» **YOUR INSTRUCTIONS**
An exact, complete printout of the listing is wanted, minus its images.

» **DATASET EXCERPTS**
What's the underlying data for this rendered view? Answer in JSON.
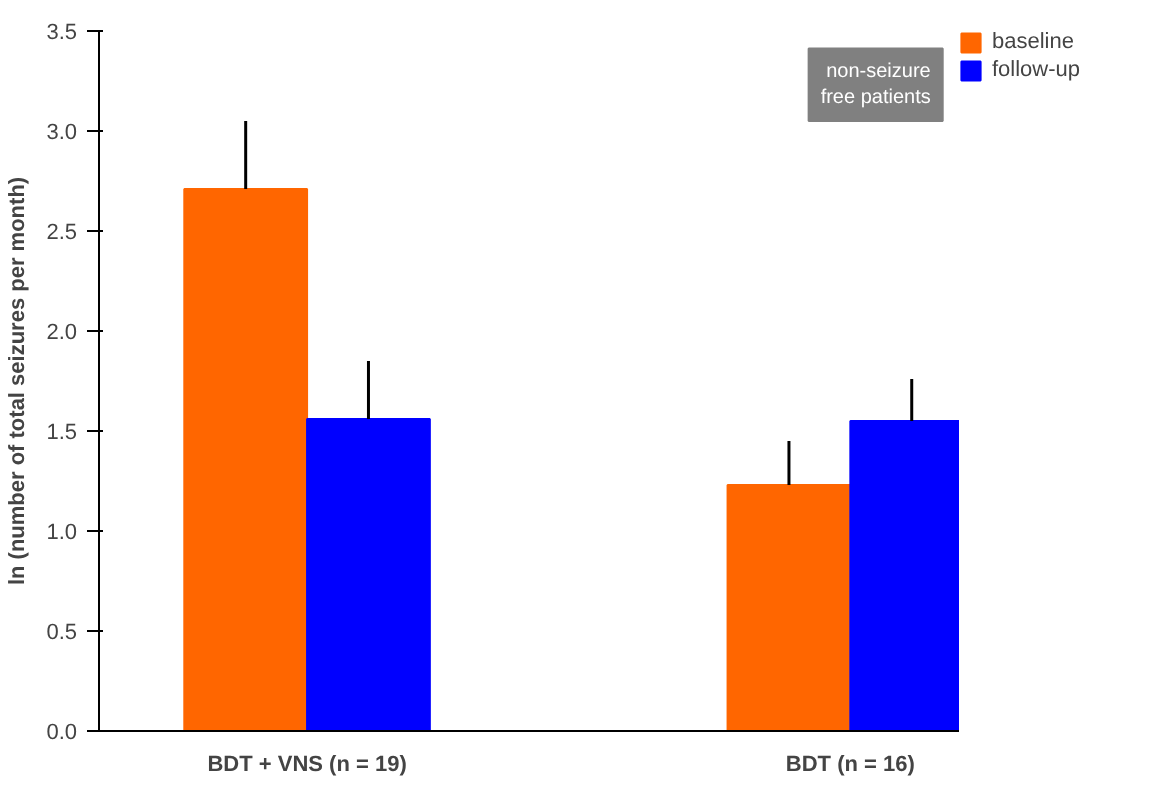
{
  "chart_data": {
    "type": "bar",
    "ylabel": "ln (number of total seizures per month)",
    "categories": [
      "BDT + VNS (n = 19)",
      "BDT (n = 16)"
    ],
    "series": [
      {
        "name": "baseline",
        "color": "#ff6600",
        "values": [
          2.71,
          1.23
        ],
        "errors": [
          [
            2.71,
            3.05
          ],
          [
            1.23,
            1.45
          ]
        ]
      },
      {
        "name": "follow-up",
        "color": "#0000ff",
        "values": [
          1.56,
          1.55
        ],
        "errors": [
          [
            1.56,
            1.85
          ],
          [
            1.55,
            1.76
          ]
        ]
      }
    ],
    "ylim": [
      0,
      3.5
    ],
    "yticks": [
      {
        "value": 0,
        "label": "0.0"
      },
      {
        "value": 0.5,
        "label": "0.5"
      },
      {
        "value": 1,
        "label": "1.0"
      },
      {
        "value": 1.5,
        "label": "1.5"
      },
      {
        "value": 2,
        "label": "2.0"
      },
      {
        "value": 2.5,
        "label": "2.5"
      },
      {
        "value": 3,
        "label": "3.0"
      },
      {
        "value": 3.5,
        "label": "3.5"
      }
    ],
    "grid": false,
    "legend": "top right",
    "annotations": [
      "non-seizure free patients"
    ]
  }
}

» **TASK RESPONSE**
What's the underlying data for this rendered view? Answer in JSON.
{
  "chart_data": {
    "type": "bar",
    "ylabel": "ln (number of total seizures per month)",
    "categories": [
      "BDT + VNS (n = 19)",
      "BDT (n = 16)"
    ],
    "series": [
      {
        "name": "baseline",
        "color": "#ff6600",
        "values": [
          2.71,
          1.23
        ],
        "errors": [
          [
            2.71,
            3.05
          ],
          [
            1.23,
            1.45
          ]
        ]
      },
      {
        "name": "follow-up",
        "color": "#0000ff",
        "values": [
          1.56,
          1.55
        ],
        "errors": [
          [
            1.56,
            1.85
          ],
          [
            1.55,
            1.76
          ]
        ]
      }
    ],
    "ylim": [
      0,
      3.5
    ],
    "yticks": [
      {
        "value": 0,
        "label": "0.0"
      },
      {
        "value": 0.5,
        "label": "0.5"
      },
      {
        "value": 1,
        "label": "1.0"
      },
      {
        "value": 1.5,
        "label": "1.5"
      },
      {
        "value": 2,
        "label": "2.0"
      },
      {
        "value": 2.5,
        "label": "2.5"
      },
      {
        "value": 3,
        "label": "3.0"
      },
      {
        "value": 3.5,
        "label": "3.5"
      }
    ],
    "grid": false,
    "legend": "top right",
    "annotations": [
      "non-seizure free patients"
    ]
  }
}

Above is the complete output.